+++ Text shown +++
The next step is the privatization of BDZ Freight Services, which has been the one major source of income for BDZ in the past 20 years - a subdivision with high viability when it comes to transporting industrial goods, raw materials, fuel, etc, even with the outdated machinery of BDZ.

For the past 20 years, BDZ Freight Services would turn in a small profit time and again that would be poured into keeping the entire company afloat.

Even though it registered a loss of BGN 3.3 M in the first half of 2011, its loss is down by BGN 6.2 M year-on-year. At the same time, its revenues grew by BGN 29 M to reach BGN 86 M in the first six months of 2011; its losses also grew – from BGN 66.7 M in January-June 2010 to BGN 89.3 M in the same period of 2011.

In November 2011, the two CEOs of BDZ Freight Services Plamen Dzhurov and Ivaylo Ivanov stated their division was now generating a daily profit of BGN 500 000, stressing they had boosted its revenues by some 20% since they took over a year ago, and could increase them further by 30% over the next three months.

Transport Minister Moskovski himself recently said that BDZ Freight Services will end 2011 with a loss of BGN 4-5 M. This is a decent financial result that is not that hard to be improved.

All of this goes to suggest that with the right goal-setting and management BDZ Freight Services has the capacity to be the engine driving the Bulgarian railways towards solvency. One just wonders why the Bulgarian government is so eager to sell the most viable part of the troubled state company.

Interestingly, even though according to Transport Minister Ivaylo Moskovski, the assets of the BDZ Freight Services are worth some BGN 320 M, the estimates about the cash the government can make from this sale remain blurry.

This makes it all the easier to sell it for a dime to some foreign corporation or local oligarch who might be nice enough to provide some covert financial incentives for bureaucrats and politicians. Of course, whoever is in power will declare everything to be transparent – as has been the case with all privatization deals of Bulgaria's vast communist-era industry.

Bulgaria's Transport Minister Ivaylo Moskovski has promised to be "responsible" for the sale of BDZ Freight Services even though it remains unclear what his responsibility might entail. Photo by BGNES.

World Bank "Help"
+++ Data listing +++
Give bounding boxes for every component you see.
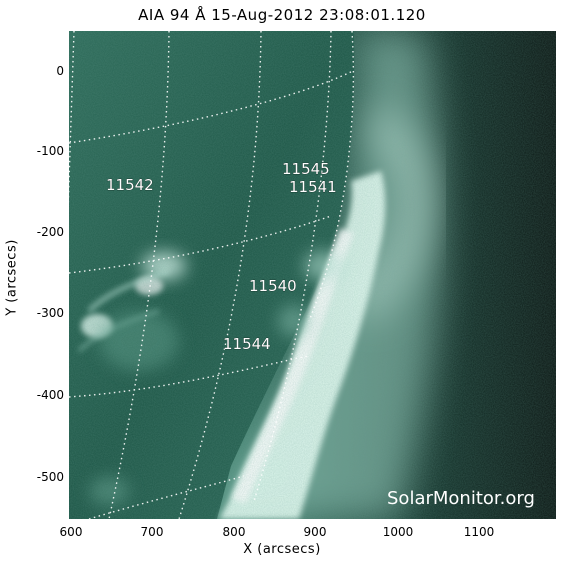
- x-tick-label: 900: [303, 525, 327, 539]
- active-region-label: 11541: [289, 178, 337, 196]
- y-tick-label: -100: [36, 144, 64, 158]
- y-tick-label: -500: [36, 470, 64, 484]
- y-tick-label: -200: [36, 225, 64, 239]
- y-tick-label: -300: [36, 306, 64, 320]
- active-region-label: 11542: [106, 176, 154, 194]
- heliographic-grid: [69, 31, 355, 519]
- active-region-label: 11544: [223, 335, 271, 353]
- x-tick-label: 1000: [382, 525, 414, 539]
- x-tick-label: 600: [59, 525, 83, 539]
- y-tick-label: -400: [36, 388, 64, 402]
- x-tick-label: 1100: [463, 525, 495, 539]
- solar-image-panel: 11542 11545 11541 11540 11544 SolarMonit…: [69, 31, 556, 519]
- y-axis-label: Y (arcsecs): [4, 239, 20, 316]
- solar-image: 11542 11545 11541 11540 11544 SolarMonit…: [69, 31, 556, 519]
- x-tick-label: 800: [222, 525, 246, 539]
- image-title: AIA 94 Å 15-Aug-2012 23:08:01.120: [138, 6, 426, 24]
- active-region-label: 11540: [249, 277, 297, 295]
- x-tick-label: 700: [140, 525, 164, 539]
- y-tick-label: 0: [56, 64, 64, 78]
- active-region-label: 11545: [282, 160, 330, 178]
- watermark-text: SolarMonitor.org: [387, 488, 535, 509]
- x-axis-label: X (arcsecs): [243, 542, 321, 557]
+++
_What to work on_:
a. Name every person mentioned in the article on the sale of BDZ Freight Services.
b. Pick up the article on the sale of BDZ Freight Services and keep writing from its final line.

_Answers in order_:
a. Plamen Dzhurov, Ivaylo Ivanov, Ivaylo Moskovski

b.
Anyway, once the privatization happens, this should get the World Bank extremely excited, aroused, and enjoying other feelings with sexual connotation so that it will grant a "very favorable" loan for the Bulgarian railways which by that time will be reduced to the Sofia-Varna and Sofia-Burgas trains, and a couple of ticket counters.

The Cabinet of Boyko Borisov has firmly decided to go for the privatization of BDZ Freight Services, Transport Minister Ivaylo Moskovski assured on December 9.

"We are certainly going to sell BDZ Freight Services, and I am responsible for that. I am not worried in any way about the privatization topic," Moskovski said, refusing to comment on the rumors that the asking price for BDZ Freight Services - the company controlling more than 80% of the Bulgarian railway freight market - will be BGN 200 M.

"I don't wish to comment. I don't know what price BDZ Freight Services will be privatized at. The price is determined by the demand and the market. We have set sufficient high privatization criteria," he stressed.

"Based on their nominal value the assets of BDZ Freight Services are worth BGN 300 - 320 M. I can't say whether the market will "approve" of that, and which way the price will shift," Moskovski elaborated.

In his words, the sale of BDZ Freight Services is the only way to make enough cash to guarantee the long-anticipated BGN 460 M loan from the World Bank to for the ailing Bulgarian railways.

"The sale of BDZ Freight Services has two dimensions. If we sign an agreement with the World Bank, which will provide for a BGN 460 M loan, this will be a loan from the World Bank to the Bulgarian state, not to BDZ. The state is to grant it in some way to BDZ with the sanction of the European Commission. For that to happen, BDZ will have to provide a minimum funding of its own equaling at least 50% of the loan. There is nowhere else to get this money expect the sale of Freight Services," Moskovski declared.

He added that even if the World Bank does not grant the loan, the fresh inflow of cash from the sale of BDZ Freight Services is the only way for the railways to start overcoming its dire situation.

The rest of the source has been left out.